YOUR INSTRUCTIONS: Find all the lines with "Romershoven" and gather them.

---+---

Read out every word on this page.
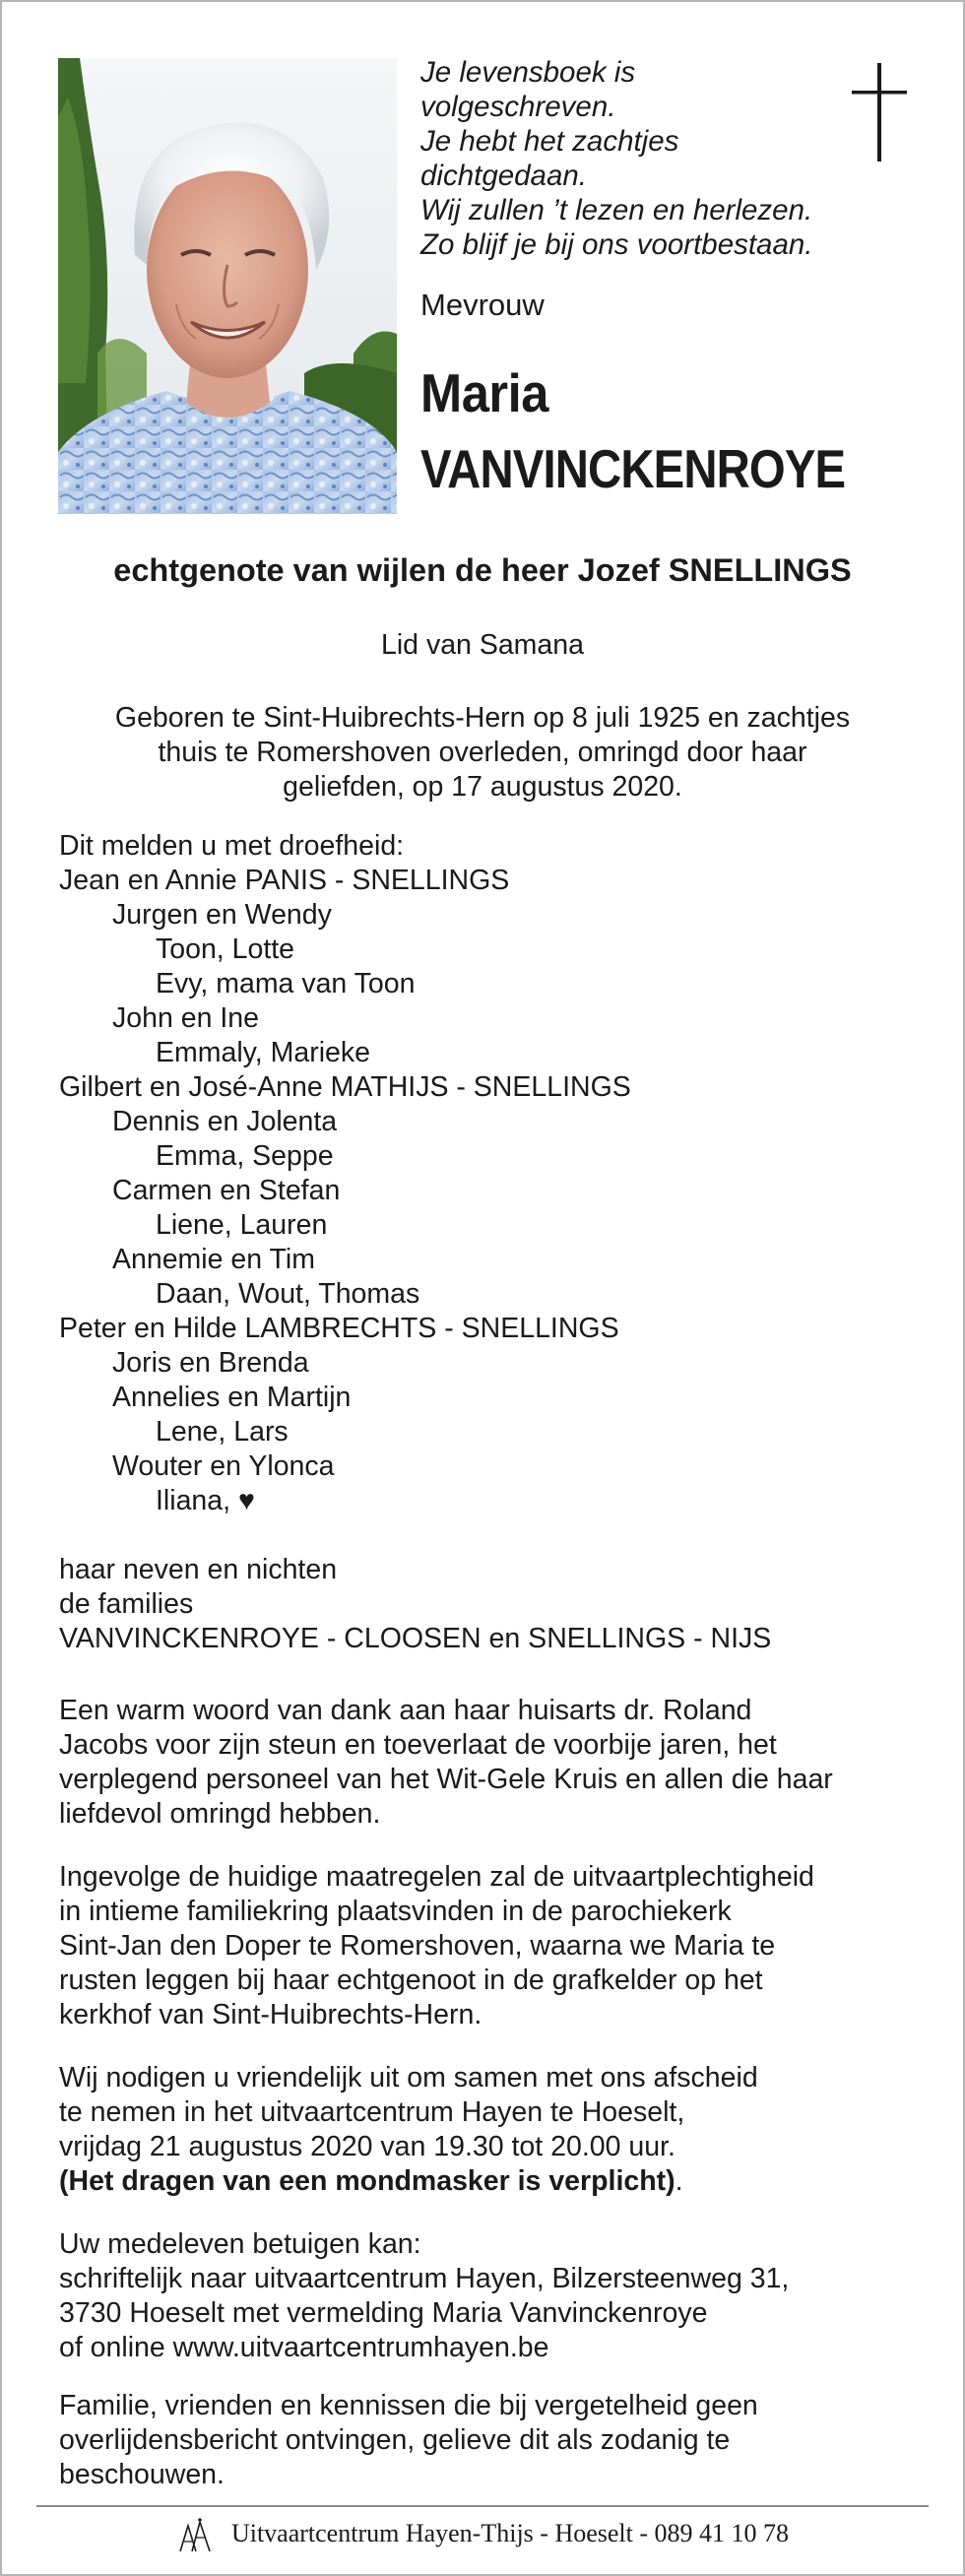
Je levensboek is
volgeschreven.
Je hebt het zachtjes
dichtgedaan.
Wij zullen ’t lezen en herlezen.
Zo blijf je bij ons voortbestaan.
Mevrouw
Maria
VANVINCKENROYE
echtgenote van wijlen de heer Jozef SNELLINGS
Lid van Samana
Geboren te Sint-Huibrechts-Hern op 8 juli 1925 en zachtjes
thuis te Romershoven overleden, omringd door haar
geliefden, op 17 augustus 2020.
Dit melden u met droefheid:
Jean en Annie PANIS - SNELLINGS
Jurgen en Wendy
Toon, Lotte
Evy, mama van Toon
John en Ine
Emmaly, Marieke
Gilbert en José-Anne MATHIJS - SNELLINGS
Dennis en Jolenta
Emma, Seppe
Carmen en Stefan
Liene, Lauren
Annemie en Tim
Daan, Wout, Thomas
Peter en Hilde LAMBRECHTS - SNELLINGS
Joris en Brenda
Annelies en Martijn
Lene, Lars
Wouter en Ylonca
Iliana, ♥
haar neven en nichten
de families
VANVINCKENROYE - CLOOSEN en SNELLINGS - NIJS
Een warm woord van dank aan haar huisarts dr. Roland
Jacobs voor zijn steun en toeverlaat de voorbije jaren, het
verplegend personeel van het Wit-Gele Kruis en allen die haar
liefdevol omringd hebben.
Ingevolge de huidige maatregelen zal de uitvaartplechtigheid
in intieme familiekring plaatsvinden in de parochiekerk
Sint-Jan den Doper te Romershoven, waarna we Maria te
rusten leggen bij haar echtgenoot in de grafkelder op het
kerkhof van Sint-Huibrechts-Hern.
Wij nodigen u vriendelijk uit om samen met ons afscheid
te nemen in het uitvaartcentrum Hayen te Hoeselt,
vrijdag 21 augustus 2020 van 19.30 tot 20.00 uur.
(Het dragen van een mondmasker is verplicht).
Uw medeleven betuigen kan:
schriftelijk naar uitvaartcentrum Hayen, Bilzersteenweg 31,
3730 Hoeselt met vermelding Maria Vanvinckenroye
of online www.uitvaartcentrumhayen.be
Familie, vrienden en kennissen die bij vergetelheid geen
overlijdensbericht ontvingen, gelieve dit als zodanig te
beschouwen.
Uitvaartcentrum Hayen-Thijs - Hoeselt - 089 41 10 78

---+---

EXERCISE OUTPUT:
thuis te Romershoven overleden, omringd door haar
Sint-Jan den Doper te Romershoven, waarna we Maria te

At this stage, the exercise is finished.